Required work:
Copy all the material below, exactly as it stands.

Extracted material:
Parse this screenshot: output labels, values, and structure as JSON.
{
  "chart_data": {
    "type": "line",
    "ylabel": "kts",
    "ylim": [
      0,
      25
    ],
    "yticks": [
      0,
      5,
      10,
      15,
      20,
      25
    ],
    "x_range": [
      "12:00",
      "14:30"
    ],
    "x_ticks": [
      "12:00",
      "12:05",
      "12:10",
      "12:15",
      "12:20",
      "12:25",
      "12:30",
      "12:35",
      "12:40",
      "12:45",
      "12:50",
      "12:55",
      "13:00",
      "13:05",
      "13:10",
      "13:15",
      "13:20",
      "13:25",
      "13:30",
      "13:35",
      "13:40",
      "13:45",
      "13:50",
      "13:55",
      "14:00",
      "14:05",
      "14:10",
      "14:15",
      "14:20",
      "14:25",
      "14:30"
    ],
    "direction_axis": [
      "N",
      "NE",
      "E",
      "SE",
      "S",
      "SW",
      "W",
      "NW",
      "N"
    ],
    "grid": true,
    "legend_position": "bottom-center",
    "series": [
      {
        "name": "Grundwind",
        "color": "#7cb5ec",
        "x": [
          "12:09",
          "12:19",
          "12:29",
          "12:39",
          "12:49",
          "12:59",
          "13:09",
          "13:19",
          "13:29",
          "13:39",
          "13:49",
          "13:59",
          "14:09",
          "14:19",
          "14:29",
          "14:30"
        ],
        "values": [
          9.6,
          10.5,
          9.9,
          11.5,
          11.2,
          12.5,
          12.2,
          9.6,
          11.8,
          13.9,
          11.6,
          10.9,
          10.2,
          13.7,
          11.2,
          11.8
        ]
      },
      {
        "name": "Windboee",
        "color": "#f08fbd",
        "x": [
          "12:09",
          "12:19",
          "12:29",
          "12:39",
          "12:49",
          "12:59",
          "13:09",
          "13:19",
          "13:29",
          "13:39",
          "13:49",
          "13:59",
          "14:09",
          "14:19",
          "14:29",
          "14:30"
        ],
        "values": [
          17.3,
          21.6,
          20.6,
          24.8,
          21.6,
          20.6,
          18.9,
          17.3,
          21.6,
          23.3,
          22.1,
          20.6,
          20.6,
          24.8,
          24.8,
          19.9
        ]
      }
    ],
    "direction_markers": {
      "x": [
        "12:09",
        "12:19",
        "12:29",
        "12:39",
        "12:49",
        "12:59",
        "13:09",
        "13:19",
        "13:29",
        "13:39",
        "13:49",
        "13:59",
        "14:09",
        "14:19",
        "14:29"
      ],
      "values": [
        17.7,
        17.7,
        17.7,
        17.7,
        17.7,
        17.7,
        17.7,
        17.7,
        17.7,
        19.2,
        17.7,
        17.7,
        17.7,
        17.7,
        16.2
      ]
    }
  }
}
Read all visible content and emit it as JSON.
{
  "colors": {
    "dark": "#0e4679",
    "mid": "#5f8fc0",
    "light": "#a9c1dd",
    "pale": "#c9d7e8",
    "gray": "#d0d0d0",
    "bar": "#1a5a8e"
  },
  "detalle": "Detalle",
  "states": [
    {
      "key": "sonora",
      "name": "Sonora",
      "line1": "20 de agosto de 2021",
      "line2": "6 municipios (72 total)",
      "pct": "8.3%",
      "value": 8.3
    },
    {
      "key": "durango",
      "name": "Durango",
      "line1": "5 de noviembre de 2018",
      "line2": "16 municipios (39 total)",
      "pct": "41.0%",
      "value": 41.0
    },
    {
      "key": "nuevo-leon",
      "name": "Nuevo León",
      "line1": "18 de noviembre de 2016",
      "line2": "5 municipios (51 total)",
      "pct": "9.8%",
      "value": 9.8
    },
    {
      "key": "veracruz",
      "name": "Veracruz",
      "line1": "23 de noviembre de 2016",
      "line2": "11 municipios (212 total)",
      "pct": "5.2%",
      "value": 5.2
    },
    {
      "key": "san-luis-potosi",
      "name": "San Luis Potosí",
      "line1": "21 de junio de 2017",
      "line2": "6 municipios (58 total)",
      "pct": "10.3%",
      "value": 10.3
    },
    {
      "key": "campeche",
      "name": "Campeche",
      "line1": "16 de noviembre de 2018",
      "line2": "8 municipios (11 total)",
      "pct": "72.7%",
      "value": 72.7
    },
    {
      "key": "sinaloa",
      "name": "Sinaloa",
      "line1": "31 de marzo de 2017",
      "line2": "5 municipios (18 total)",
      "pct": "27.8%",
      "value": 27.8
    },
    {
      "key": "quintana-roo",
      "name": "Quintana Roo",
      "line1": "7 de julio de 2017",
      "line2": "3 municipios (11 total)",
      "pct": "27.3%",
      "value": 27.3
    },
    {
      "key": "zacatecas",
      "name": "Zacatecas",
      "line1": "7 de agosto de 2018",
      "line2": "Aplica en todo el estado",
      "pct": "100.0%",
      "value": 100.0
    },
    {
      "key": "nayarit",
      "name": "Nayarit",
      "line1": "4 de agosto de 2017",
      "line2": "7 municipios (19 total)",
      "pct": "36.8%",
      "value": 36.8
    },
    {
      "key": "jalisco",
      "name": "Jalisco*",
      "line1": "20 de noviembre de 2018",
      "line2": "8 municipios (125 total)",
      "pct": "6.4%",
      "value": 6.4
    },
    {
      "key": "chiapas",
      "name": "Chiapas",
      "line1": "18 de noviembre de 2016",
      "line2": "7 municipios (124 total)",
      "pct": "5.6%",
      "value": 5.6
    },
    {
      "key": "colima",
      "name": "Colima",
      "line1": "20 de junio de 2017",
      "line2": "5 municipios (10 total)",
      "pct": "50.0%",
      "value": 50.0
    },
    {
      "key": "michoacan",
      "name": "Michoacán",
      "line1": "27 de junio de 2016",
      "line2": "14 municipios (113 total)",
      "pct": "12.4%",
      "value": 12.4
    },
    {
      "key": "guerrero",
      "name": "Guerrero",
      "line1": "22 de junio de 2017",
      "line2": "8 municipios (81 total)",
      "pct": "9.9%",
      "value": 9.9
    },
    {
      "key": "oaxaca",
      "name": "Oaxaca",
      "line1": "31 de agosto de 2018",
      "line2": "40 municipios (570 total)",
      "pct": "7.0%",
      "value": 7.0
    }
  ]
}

Result below:
Parse this screenshot: output labels, values, and structure as JSON.
{
  "chart_data": {
    "type": "line",
    "ylabel": "kts",
    "ylim": [
      0,
      25
    ],
    "yticks": [
      0,
      5,
      10,
      15,
      20,
      25
    ],
    "x_range": [
      "12:00",
      "14:30"
    ],
    "x_ticks": [
      "12:00",
      "12:05",
      "12:10",
      "12:15",
      "12:20",
      "12:25",
      "12:30",
      "12:35",
      "12:40",
      "12:45",
      "12:50",
      "12:55",
      "13:00",
      "13:05",
      "13:10",
      "13:15",
      "13:20",
      "13:25",
      "13:30",
      "13:35",
      "13:40",
      "13:45",
      "13:50",
      "13:55",
      "14:00",
      "14:05",
      "14:10",
      "14:15",
      "14:20",
      "14:25",
      "14:30"
    ],
    "direction_axis": [
      "N",
      "NE",
      "E",
      "SE",
      "S",
      "SW",
      "W",
      "NW",
      "N"
    ],
    "grid": true,
    "legend_position": "bottom-center",
    "series": [
      {
        "name": "Grundwind",
        "color": "#7cb5ec",
        "x": [
          "12:09",
          "12:19",
          "12:29",
          "12:39",
          "12:49",
          "12:59",
          "13:09",
          "13:19",
          "13:29",
          "13:39",
          "13:49",
          "13:59",
          "14:09",
          "14:19",
          "14:29",
          "14:30"
        ],
        "values": [
          9.6,
          10.5,
          9.9,
          11.5,
          11.2,
          12.5,
          12.2,
          9.6,
          11.8,
          13.9,
          11.6,
          10.9,
          10.2,
          13.7,
          11.2,
          11.8
        ]
      },
      {
        "name": "Windboee",
        "color": "#f08fbd",
        "x": [
          "12:09",
          "12:19",
          "12:29",
          "12:39",
          "12:49",
          "12:59",
          "13:09",
          "13:19",
          "13:29",
          "13:39",
          "13:49",
          "13:59",
          "14:09",
          "14:19",
          "14:29",
          "14:30"
        ],
        "values": [
          17.3,
          21.6,
          20.6,
          24.8,
          21.6,
          20.6,
          18.9,
          17.3,
          21.6,
          23.3,
          22.1,
          20.6,
          20.6,
          24.8,
          24.8,
          19.9
        ]
      }
    ],
    "direction_markers": {
      "x": [
        "12:09",
        "12:19",
        "12:29",
        "12:39",
        "12:49",
        "12:59",
        "13:09",
        "13:19",
        "13:29",
        "13:39",
        "13:49",
        "13:59",
        "14:09",
        "14:19",
        "14:29"
      ],
      "values": [
        17.7,
        17.7,
        17.7,
        17.7,
        17.7,
        17.7,
        17.7,
        17.7,
        17.7,
        19.2,
        17.7,
        17.7,
        17.7,
        17.7,
        16.2
      ]
    }
  }
}
Read all visible content and emit it as JSON.
{
  "colors": {
    "dark": "#0e4679",
    "mid": "#5f8fc0",
    "light": "#a9c1dd",
    "pale": "#c9d7e8",
    "gray": "#d0d0d0",
    "bar": "#1a5a8e"
  },
  "detalle": "Detalle",
  "states": [
    {
      "key": "sonora",
      "name": "Sonora",
      "line1": "20 de agosto de 2021",
      "line2": "6 municipios (72 total)",
      "pct": "8.3%",
      "value": 8.3
    },
    {
      "key": "durango",
      "name": "Durango",
      "line1": "5 de noviembre de 2018",
      "line2": "16 municipios (39 total)",
      "pct": "41.0%",
      "value": 41.0
    },
    {
      "key": "nuevo-leon",
      "name": "Nuevo León",
      "line1": "18 de noviembre de 2016",
      "line2": "5 municipios (51 total)",
      "pct": "9.8%",
      "value": 9.8
    },
    {
      "key": "veracruz",
      "name": "Veracruz",
      "line1": "23 de noviembre de 2016",
      "line2": "11 municipios (212 total)",
      "pct": "5.2%",
      "value": 5.2
    },
    {
      "key": "san-luis-potosi",
      "name": "San Luis Potosí",
      "line1": "21 de junio de 2017",
      "line2": "6 municipios (58 total)",
      "pct": "10.3%",
      "value": 10.3
    },
    {
      "key": "campeche",
      "name": "Campeche",
      "line1": "16 de noviembre de 2018",
      "line2": "8 municipios (11 total)",
      "pct": "72.7%",
      "value": 72.7
    },
    {
      "key": "sinaloa",
      "name": "Sinaloa",
      "line1": "31 de marzo de 2017",
      "line2": "5 municipios (18 total)",
      "pct": "27.8%",
      "value": 27.8
    },
    {
      "key": "quintana-roo",
      "name": "Quintana Roo",
      "line1": "7 de julio de 2017",
      "line2": "3 municipios (11 total)",
      "pct": "27.3%",
      "value": 27.3
    },
    {
      "key": "zacatecas",
      "name": "Zacatecas",
      "line1": "7 de agosto de 2018",
      "line2": "Aplica en todo el estado",
      "pct": "100.0%",
      "value": 100.0
    },
    {
      "key": "nayarit",
      "name": "Nayarit",
      "line1": "4 de agosto de 2017",
      "line2": "7 municipios (19 total)",
      "pct": "36.8%",
      "value": 36.8
    },
    {
      "key": "jalisco",
      "name": "Jalisco*",
      "line1": "20 de noviembre de 2018",
      "line2": "8 municipios (125 total)",
      "pct": "6.4%",
      "value": 6.4
    },
    {
      "key": "chiapas",
      "name": "Chiapas",
      "line1": "18 de noviembre de 2016",
      "line2": "7 municipios (124 total)",
      "pct": "5.6%",
      "value": 5.6
    },
    {
      "key": "colima",
      "name": "Colima",
      "line1": "20 de junio de 2017",
      "line2": "5 municipios (10 total)",
      "pct": "50.0%",
      "value": 50.0
    },
    {
      "key": "michoacan",
      "name": "Michoacán",
      "line1": "27 de junio de 2016",
      "line2": "14 municipios (113 total)",
      "pct": "12.4%",
      "value": 12.4
    },
    {
      "key": "guerrero",
      "name": "Guerrero",
      "line1": "22 de junio de 2017",
      "line2": "8 municipios (81 total)",
      "pct": "9.9%",
      "value": 9.9
    },
    {
      "key": "oaxaca",
      "name": "Oaxaca",
      "line1": "31 de agosto de 2018",
      "line2": "40 municipios (570 total)",
      "pct": "7.0%",
      "value": 7.0
    }
  ]
}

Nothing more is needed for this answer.